* BEGIN *

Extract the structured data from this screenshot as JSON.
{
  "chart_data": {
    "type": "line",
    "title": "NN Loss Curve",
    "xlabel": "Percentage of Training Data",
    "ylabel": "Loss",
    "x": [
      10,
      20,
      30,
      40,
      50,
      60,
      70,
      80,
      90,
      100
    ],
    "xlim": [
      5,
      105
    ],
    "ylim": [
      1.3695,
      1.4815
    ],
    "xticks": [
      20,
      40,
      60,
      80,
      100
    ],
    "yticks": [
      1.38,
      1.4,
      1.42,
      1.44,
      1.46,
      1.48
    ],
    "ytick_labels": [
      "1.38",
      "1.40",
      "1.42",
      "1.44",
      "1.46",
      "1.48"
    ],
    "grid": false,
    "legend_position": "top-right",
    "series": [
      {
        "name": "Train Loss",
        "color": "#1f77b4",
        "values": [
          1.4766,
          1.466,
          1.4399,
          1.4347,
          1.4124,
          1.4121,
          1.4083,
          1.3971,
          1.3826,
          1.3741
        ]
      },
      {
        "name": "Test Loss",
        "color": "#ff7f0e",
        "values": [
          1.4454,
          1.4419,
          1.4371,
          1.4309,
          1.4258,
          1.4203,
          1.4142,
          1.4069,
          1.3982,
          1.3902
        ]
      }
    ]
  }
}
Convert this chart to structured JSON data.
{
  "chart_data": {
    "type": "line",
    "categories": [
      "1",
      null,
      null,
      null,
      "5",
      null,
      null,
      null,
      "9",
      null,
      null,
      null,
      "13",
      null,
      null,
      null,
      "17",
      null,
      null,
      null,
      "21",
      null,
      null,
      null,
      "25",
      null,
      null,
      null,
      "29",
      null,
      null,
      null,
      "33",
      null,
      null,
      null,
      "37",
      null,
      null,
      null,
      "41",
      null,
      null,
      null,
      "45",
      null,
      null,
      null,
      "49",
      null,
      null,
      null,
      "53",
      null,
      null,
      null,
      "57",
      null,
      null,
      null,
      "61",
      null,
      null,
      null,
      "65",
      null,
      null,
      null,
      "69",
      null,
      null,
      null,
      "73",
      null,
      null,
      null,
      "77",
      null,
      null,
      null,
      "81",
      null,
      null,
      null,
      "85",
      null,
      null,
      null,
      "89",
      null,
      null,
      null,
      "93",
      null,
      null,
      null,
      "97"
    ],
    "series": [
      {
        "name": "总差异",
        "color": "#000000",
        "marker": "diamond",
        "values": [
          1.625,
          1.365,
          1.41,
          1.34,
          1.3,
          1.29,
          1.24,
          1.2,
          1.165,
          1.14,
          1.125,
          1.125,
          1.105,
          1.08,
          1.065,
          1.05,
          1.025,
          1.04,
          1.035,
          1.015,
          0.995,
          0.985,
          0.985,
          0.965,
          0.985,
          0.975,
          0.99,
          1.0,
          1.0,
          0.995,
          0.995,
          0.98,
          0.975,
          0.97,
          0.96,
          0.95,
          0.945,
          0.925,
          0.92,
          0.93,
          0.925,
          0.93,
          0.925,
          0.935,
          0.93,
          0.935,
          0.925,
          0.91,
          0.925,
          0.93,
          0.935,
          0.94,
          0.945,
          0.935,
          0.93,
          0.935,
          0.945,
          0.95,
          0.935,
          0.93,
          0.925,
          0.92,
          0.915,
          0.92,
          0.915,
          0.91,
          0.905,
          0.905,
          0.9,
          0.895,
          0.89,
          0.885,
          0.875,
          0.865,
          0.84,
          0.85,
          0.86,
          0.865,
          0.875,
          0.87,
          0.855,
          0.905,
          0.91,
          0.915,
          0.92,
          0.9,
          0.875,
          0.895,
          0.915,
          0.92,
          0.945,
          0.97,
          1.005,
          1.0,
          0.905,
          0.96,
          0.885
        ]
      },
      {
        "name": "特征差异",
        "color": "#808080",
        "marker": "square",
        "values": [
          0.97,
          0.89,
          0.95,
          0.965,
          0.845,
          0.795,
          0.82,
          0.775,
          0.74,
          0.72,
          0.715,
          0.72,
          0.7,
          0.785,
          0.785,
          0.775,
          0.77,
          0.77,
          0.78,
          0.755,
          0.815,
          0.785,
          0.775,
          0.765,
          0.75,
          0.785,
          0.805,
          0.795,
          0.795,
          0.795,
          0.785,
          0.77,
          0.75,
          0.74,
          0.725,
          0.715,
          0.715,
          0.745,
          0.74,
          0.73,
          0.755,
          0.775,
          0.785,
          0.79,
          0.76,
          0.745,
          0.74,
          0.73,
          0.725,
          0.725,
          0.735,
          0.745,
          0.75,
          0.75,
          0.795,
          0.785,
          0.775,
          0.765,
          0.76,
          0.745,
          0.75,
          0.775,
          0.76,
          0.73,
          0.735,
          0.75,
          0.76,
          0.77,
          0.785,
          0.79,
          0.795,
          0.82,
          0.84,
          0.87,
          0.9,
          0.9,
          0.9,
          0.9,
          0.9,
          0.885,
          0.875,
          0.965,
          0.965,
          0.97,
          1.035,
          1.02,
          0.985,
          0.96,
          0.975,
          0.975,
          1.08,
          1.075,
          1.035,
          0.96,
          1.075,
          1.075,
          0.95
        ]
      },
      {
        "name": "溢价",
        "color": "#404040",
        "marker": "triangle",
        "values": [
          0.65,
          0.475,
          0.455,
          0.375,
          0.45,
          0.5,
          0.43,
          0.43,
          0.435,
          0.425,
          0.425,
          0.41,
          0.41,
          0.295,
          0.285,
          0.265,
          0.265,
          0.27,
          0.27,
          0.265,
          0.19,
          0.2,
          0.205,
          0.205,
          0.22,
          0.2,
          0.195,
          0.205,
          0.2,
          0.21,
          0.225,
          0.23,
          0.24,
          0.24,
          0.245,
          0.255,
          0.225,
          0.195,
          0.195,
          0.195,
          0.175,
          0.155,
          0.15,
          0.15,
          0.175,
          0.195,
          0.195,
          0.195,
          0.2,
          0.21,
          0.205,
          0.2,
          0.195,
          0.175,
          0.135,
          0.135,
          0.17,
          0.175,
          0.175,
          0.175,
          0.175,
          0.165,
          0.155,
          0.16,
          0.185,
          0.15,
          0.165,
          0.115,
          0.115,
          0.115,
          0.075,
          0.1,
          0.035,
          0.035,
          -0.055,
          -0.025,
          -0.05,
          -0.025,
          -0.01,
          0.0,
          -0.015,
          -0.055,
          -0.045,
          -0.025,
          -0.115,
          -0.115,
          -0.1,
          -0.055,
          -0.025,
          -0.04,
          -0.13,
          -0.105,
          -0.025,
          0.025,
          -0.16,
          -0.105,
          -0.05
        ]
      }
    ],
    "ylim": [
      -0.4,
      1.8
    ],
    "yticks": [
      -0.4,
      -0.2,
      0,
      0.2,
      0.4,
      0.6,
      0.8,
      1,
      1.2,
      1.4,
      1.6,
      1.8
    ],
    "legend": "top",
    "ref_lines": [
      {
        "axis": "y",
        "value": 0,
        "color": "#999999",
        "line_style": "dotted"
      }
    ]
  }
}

* END *

Copy every line in the records above that contains the word "JSON".

Extract the structured data from this screenshot as JSON.
Convert this chart to structured JSON data.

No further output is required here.